*引用段落:*
——————————

当然，sed编辑器的匹配模式功能也适用于删除命令：
[root@wzp ~]# sed '/number 3/d' test5
this is number 1
this is number 2
this is number 4
表示含有number 3的文本行给删除掉。
注意：如上所有的删除操作不会处理原始文件，所删除的仅仅是输出到STDOUT的内容：
[root@wzp ~]# cat test5
this is number 1
this is number 2
this is number 3
this is number 4
我们可以看到test5被处理后的完整性！

2.4、插入和附加文本
sed编辑器允许向数据流插入和附加文本，两个操作的差别如下：
* 插入命令(i)在指定行之前添加新的一行
* 附加命令(a)在指定行之后添加新的一行
下面看一个例子就很好理解了：
[root@wzp ~]# cat test5
this is number 1
this is number 2
this is number 3
this is number 4
[root@wzp ~]# sed '3i\
> this is an insert number' test5
this is number 1
this is number 2
this is an insert number
this is number 3
this is number 4
在指定的第三行之前添加一行
[root@wzp ~]# sed '3a\
> this is an insert number' test5
this is number 1
this is number 2
this is number 3
this is an insert number
this is number 4
在指定的第三行之后添加一行(把a理解为after的首字母即可)
如果要在最前面添加新的一行，那么通过1i即可实现，如果是附加多行呢？那么在每一个新行之后使用一个反斜杠即可，直到到达要添加文本的最后一行：
[root@wzp ~]# sed '1i\
> this is first insert number\
> this is second insert number ' test5
this is first insert number
this is second insert number
this is number 1
this is number 2
this is number 3
this is number 4
这样子就把两行都添加到数据流中了。

——————————

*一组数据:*
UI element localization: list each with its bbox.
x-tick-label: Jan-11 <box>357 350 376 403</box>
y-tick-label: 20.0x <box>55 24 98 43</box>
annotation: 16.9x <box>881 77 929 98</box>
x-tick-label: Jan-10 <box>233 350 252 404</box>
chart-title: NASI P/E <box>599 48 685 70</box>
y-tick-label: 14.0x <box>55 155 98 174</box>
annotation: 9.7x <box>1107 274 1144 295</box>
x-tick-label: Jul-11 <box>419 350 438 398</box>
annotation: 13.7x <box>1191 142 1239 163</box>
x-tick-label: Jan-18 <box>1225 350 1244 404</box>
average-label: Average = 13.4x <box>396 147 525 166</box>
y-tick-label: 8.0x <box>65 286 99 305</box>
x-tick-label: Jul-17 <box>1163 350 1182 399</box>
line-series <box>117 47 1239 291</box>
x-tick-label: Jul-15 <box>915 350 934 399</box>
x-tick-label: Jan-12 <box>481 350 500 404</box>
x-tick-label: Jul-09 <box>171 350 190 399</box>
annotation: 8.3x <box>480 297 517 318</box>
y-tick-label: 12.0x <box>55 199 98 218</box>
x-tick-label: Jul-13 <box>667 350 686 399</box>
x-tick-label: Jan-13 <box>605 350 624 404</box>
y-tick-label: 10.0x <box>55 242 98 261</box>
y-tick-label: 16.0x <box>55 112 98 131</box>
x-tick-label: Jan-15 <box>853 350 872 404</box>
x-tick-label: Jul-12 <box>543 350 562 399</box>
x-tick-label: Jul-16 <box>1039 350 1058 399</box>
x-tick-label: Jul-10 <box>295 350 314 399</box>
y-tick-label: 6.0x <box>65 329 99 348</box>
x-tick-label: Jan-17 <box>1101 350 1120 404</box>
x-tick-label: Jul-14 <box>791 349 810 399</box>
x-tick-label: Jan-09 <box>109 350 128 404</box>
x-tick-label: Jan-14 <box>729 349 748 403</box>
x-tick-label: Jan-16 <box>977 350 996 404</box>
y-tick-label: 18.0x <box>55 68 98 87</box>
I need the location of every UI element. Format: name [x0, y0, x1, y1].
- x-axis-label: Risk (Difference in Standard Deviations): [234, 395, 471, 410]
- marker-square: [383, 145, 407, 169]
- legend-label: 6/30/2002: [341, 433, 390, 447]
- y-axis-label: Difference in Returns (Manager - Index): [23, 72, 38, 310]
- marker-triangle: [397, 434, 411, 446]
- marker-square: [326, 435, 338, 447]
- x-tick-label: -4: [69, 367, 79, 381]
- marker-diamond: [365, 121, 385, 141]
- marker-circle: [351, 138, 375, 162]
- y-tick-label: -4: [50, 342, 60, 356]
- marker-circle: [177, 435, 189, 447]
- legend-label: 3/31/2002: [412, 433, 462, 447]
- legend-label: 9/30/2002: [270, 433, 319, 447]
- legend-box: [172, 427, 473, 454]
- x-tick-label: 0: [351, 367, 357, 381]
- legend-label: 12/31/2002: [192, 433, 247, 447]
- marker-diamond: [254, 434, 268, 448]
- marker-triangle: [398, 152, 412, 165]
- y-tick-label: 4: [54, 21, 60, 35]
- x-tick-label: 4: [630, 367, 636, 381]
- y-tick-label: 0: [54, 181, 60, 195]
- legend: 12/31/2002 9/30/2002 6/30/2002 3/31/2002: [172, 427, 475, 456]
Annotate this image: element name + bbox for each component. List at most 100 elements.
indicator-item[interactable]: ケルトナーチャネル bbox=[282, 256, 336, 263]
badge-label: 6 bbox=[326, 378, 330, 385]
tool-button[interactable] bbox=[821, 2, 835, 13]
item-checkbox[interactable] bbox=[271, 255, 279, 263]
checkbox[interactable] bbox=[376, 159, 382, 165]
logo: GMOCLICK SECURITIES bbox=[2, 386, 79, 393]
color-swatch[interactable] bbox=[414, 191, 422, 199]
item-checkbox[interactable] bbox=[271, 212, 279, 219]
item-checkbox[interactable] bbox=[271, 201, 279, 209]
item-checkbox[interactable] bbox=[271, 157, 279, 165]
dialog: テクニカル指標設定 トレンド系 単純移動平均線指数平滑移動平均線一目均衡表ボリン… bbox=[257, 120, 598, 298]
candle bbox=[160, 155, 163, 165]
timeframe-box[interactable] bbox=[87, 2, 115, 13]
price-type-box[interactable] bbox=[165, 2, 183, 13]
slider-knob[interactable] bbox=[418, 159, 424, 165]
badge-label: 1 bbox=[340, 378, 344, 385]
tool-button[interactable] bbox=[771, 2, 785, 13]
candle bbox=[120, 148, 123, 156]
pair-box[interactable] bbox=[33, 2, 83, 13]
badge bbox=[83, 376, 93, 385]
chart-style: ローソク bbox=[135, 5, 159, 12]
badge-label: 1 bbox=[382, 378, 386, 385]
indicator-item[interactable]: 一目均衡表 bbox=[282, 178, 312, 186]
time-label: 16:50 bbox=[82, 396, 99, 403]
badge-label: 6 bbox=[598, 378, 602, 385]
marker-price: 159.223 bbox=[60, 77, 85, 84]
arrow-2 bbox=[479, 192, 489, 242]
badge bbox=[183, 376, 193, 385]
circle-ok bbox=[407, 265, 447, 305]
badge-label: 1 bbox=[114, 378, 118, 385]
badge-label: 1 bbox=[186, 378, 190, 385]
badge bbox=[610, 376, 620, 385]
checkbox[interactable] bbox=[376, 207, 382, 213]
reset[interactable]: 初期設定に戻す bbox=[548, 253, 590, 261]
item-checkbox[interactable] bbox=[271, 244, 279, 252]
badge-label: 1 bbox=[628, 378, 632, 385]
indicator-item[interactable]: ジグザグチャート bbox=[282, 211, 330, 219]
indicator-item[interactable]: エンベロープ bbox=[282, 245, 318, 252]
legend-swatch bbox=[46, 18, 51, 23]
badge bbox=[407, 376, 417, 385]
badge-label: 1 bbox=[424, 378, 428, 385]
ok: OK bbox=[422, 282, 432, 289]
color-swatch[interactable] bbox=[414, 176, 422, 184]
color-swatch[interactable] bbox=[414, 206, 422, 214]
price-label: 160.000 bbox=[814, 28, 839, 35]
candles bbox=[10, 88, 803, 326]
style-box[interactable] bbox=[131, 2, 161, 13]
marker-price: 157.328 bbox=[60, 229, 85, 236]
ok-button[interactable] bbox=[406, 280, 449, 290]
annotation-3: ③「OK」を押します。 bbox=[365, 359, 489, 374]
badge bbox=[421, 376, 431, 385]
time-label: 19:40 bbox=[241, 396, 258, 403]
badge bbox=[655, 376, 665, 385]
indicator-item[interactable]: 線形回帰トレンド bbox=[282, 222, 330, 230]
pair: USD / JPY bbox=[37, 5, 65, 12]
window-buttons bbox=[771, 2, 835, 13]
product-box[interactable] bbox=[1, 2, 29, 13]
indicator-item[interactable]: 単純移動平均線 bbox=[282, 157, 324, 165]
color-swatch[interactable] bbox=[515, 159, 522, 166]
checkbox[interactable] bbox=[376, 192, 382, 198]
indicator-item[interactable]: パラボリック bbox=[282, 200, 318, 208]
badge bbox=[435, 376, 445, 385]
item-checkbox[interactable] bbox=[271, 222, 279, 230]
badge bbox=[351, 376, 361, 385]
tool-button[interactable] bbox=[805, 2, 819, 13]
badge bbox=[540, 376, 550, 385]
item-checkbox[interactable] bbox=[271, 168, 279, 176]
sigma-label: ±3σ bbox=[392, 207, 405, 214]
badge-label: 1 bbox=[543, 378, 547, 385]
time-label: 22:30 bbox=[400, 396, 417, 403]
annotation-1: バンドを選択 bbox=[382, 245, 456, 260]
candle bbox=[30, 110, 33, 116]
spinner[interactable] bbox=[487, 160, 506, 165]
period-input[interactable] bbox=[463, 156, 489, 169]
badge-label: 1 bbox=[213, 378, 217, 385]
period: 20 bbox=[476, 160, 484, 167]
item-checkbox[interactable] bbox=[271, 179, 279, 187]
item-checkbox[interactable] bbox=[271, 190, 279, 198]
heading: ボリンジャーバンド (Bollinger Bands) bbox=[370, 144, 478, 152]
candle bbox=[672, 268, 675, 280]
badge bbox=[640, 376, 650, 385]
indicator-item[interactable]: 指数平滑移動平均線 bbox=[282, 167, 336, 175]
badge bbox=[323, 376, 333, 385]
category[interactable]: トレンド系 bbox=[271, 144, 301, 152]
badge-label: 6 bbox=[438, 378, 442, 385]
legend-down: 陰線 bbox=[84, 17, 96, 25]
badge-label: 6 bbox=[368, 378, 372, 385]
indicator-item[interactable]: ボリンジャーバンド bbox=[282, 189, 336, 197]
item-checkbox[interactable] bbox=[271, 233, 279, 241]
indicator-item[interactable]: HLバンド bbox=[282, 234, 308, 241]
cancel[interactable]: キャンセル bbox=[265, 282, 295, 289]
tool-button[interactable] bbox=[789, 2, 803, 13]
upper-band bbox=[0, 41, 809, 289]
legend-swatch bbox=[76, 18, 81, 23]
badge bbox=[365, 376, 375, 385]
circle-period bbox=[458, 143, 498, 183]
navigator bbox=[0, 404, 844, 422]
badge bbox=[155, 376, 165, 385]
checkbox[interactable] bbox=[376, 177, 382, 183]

——————————

能把上面讲sed删除与插入命令的那段引文一字不改地完整返回吗？

*完成结果:*
当然，sed编辑器的匹配模式功能也适用于删除命令：
[root@wzp ~]# sed '/number 3/d' test5
this is number 1
this is number 2
this is number 4
表示含有number 3的文本行给删除掉。
注意：如上所有的删除操作不会处理原始文件，所删除的仅仅是输出到STDOUT的内容：
[root@wzp ~]# cat test5
this is number 1
this is number 2
this is number 3
this is number 4
我们可以看到test5被处理后的完整性！

2.4、插入和附加文本
sed编辑器允许向数据流插入和附加文本，两个操作的差别如下：
* 插入命令(i)在指定行之前添加新的一行
* 附加命令(a)在指定行之后添加新的一行
下面看一个例子就很好理解了：
[root@wzp ~]# cat test5
this is number 1
this is number 2
this is number 3
this is number 4
[root@wzp ~]# sed '3i\
> this is an insert number' test5
this is number 1
this is number 2
this is an insert number
this is number 3
this is number 4
在指定的第三行之前添加一行
[root@wzp ~]# sed '3a\
> this is an insert number' test5
this is number 1
this is number 2
this is number 3
this is an insert number
this is number 4
在指定的第三行之后添加一行(把a理解为after的首字母即可)
如果要在最前面添加新的一行，那么通过1i即可实现，如果是附加多行呢？那么在每一个新行之后使用一个反斜杠即可，直到到达要添加文本的最后一行：
[root@wzp ~]# sed '1i\
> this is first insert number\
> this is second insert number ' test5
this is first insert number
this is second insert number
this is number 1
this is number 2
this is number 3
this is number 4
这样子就把两行都添加到数据流中了。